TASK REQUIREMENTS: Restate, word for word, all of the material shown below.

STORED DATA:
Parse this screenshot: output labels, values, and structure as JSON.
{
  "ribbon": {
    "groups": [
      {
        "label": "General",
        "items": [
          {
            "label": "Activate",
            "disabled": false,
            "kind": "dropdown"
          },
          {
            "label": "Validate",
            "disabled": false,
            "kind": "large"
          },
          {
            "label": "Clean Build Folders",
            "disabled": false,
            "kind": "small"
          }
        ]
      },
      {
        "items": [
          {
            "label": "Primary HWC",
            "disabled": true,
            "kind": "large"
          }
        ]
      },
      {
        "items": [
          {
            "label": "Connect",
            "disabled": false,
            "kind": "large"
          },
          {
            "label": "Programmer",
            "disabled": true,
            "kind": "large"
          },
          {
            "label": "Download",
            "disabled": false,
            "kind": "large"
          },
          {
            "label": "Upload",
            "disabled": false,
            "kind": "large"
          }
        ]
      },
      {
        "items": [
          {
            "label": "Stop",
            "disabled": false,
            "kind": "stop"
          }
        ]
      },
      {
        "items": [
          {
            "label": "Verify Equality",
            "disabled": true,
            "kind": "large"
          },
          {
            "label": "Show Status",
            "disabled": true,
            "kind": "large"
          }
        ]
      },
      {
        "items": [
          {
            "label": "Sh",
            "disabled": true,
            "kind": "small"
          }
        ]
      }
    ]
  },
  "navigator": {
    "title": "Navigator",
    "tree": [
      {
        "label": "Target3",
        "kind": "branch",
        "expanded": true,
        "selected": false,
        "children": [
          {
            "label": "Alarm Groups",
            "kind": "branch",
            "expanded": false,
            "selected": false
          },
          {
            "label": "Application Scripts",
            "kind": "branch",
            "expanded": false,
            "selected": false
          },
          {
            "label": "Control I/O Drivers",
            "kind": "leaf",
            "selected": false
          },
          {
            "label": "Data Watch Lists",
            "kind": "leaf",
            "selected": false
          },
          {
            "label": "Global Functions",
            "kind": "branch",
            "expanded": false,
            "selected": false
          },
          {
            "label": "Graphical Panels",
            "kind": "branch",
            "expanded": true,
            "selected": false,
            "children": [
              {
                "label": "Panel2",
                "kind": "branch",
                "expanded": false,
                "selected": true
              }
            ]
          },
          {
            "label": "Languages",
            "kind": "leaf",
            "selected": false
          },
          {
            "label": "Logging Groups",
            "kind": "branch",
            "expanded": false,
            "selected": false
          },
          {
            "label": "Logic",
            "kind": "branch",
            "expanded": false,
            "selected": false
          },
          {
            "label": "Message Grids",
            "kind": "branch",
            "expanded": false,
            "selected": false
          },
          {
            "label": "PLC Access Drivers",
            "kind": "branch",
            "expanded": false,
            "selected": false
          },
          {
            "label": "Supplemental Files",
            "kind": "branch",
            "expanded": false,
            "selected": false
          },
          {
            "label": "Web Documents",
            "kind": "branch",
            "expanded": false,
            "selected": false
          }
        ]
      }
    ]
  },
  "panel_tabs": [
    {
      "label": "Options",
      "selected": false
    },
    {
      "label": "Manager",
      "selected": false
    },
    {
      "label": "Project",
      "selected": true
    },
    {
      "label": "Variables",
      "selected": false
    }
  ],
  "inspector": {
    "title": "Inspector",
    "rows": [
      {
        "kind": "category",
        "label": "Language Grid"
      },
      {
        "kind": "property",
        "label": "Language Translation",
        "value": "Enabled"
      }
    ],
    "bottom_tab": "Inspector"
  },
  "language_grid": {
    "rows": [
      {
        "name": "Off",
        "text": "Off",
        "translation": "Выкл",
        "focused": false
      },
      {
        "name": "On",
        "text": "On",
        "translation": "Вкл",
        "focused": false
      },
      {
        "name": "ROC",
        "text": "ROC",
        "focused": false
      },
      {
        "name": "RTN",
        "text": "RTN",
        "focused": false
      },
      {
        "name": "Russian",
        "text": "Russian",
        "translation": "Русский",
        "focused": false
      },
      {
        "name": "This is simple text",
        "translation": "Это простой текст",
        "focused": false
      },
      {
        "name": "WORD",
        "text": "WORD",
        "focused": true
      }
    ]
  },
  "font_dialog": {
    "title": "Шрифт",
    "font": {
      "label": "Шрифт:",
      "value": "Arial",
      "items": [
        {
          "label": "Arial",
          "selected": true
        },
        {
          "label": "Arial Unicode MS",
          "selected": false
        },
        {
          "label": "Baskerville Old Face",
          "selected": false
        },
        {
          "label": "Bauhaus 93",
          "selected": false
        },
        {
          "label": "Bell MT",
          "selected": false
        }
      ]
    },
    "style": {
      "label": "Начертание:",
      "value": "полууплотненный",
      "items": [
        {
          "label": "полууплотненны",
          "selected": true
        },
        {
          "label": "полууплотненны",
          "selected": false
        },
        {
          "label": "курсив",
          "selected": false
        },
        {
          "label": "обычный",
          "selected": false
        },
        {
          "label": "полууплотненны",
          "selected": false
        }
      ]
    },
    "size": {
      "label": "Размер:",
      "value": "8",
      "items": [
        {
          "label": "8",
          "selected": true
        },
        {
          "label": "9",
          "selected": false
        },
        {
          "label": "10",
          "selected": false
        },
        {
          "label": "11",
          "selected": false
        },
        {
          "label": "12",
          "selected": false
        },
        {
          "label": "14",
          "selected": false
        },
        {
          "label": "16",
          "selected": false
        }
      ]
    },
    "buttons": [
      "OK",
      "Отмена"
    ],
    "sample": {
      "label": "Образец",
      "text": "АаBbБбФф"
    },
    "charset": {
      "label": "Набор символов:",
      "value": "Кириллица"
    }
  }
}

SOLUTION TO THE EXERCISE:
Parse this screenshot: output labels, values, and structure as JSON.
{
  "ribbon": {
    "groups": [
      {
        "label": "General",
        "items": [
          {
            "label": "Activate",
            "disabled": false,
            "kind": "dropdown"
          },
          {
            "label": "Validate",
            "disabled": false,
            "kind": "large"
          },
          {
            "label": "Clean Build Folders",
            "disabled": false,
            "kind": "small"
          }
        ]
      },
      {
        "items": [
          {
            "label": "Primary HWC",
            "disabled": true,
            "kind": "large"
          }
        ]
      },
      {
        "items": [
          {
            "label": "Connect",
            "disabled": false,
            "kind": "large"
          },
          {
            "label": "Programmer",
            "disabled": true,
            "kind": "large"
          },
          {
            "label": "Download",
            "disabled": false,
            "kind": "large"
          },
          {
            "label": "Upload",
            "disabled": false,
            "kind": "large"
          }
        ]
      },
      {
        "items": [
          {
            "label": "Stop",
            "disabled": false,
            "kind": "stop"
          }
        ]
      },
      {
        "items": [
          {
            "label": "Verify Equality",
            "disabled": true,
            "kind": "large"
          },
          {
            "label": "Show Status",
            "disabled": true,
            "kind": "large"
          }
        ]
      },
      {
        "items": [
          {
            "label": "Sh",
            "disabled": true,
            "kind": "small"
          }
        ]
      }
    ]
  },
  "navigator": {
    "title": "Navigator",
    "tree": [
      {
        "label": "Target3",
        "kind": "branch",
        "expanded": true,
        "selected": false,
        "children": [
          {
            "label": "Alarm Groups",
            "kind": "branch",
            "expanded": false,
            "selected": false
          },
          {
            "label": "Application Scripts",
            "kind": "branch",
            "expanded": false,
            "selected": false
          },
          {
            "label": "Control I/O Drivers",
            "kind": "leaf",
            "selected": false
          },
          {
            "label": "Data Watch Lists",
            "kind": "leaf",
            "selected": false
          },
          {
            "label": "Global Functions",
            "kind": "branch",
            "expanded": false,
            "selected": false
          },
          {
            "label": "Graphical Panels",
            "kind": "branch",
            "expanded": true,
            "selected": false,
            "children": [
              {
                "label": "Panel2",
                "kind": "branch",
                "expanded": false,
                "selected": true
              }
            ]
          },
          {
            "label": "Languages",
            "kind": "leaf",
            "selected": false
          },
          {
            "label": "Logging Groups",
            "kind": "branch",
            "expanded": false,
            "selected": false
          },
          {
            "label": "Logic",
            "kind": "branch",
            "expanded": false,
            "selected": false
          },
          {
            "label": "Message Grids",
            "kind": "branch",
            "expanded": false,
            "selected": false
          },
          {
            "label": "PLC Access Drivers",
            "kind": "branch",
            "expanded": false,
            "selected": false
          },
          {
            "label": "Supplemental Files",
            "kind": "branch",
            "expanded": false,
            "selected": false
          },
          {
            "label": "Web Documents",
            "kind": "branch",
            "expanded": false,
            "selected": false
          }
        ]
      }
    ]
  },
  "panel_tabs": [
    {
      "label": "Options",
      "selected": false
    },
    {
      "label": "Manager",
      "selected": false
    },
    {
      "label": "Project",
      "selected": true
    },
    {
      "label": "Variables",
      "selected": false
    }
  ],
  "inspector": {
    "title": "Inspector",
    "rows": [
      {
        "kind": "category",
        "label": "Language Grid"
      },
      {
        "kind": "property",
        "label": "Language Translation",
        "value": "Enabled"
      }
    ],
    "bottom_tab": "Inspector"
  },
  "language_grid": {
    "rows": [
      {
        "name": "Off",
        "text": "Off",
        "translation": "Выкл",
        "focused": false
      },
      {
        "name": "On",
        "text": "On",
        "translation": "Вкл",
        "focused": false
      },
      {
        "name": "ROC",
        "text": "ROC",
        "focused": false
      },
      {
        "name": "RTN",
        "text": "RTN",
        "focused": false
      },
      {
        "name": "Russian",
        "text": "Russian",
        "translation": "Русский",
        "focused": false
      },
      {
        "name": "This is simple text",
        "translation": "Это простой текст",
        "focused": false
      },
      {
        "name": "WORD",
        "text": "WORD",
        "focused": true
      }
    ]
  },
  "font_dialog": {
    "title": "Шрифт",
    "font": {
      "label": "Шрифт:",
      "value": "Arial",
      "items": [
        {
          "label": "Arial",
          "selected": true
        },
        {
          "label": "Arial Unicode MS",
          "selected": false
        },
        {
          "label": "Baskerville Old Face",
          "selected": false
        },
        {
          "label": "Bauhaus 93",
          "selected": false
        },
        {
          "label": "Bell MT",
          "selected": false
        }
      ]
    },
    "style": {
      "label": "Начертание:",
      "value": "полууплотненный",
      "items": [
        {
          "label": "полууплотненны",
          "selected": true
        },
        {
          "label": "полууплотненны",
          "selected": false
        },
        {
          "label": "курсив",
          "selected": false
        },
        {
          "label": "обычный",
          "selected": false
        },
        {
          "label": "полууплотненны",
          "selected": false
        }
      ]
    },
    "size": {
      "label": "Размер:",
      "value": "8",
      "items": [
        {
          "label": "8",
          "selected": true
        },
        {
          "label": "9",
          "selected": false
        },
        {
          "label": "10",
          "selected": false
        },
        {
          "label": "11",
          "selected": false
        },
        {
          "label": "12",
          "selected": false
        },
        {
          "label": "14",
          "selected": false
        },
        {
          "label": "16",
          "selected": false
        }
      ]
    },
    "buttons": [
      "OK",
      "Отмена"
    ],
    "sample": {
      "label": "Образец",
      "text": "АаBbБбФф"
    },
    "charset": {
      "label": "Набор символов:",
      "value": "Кириллица"
    }
  }
}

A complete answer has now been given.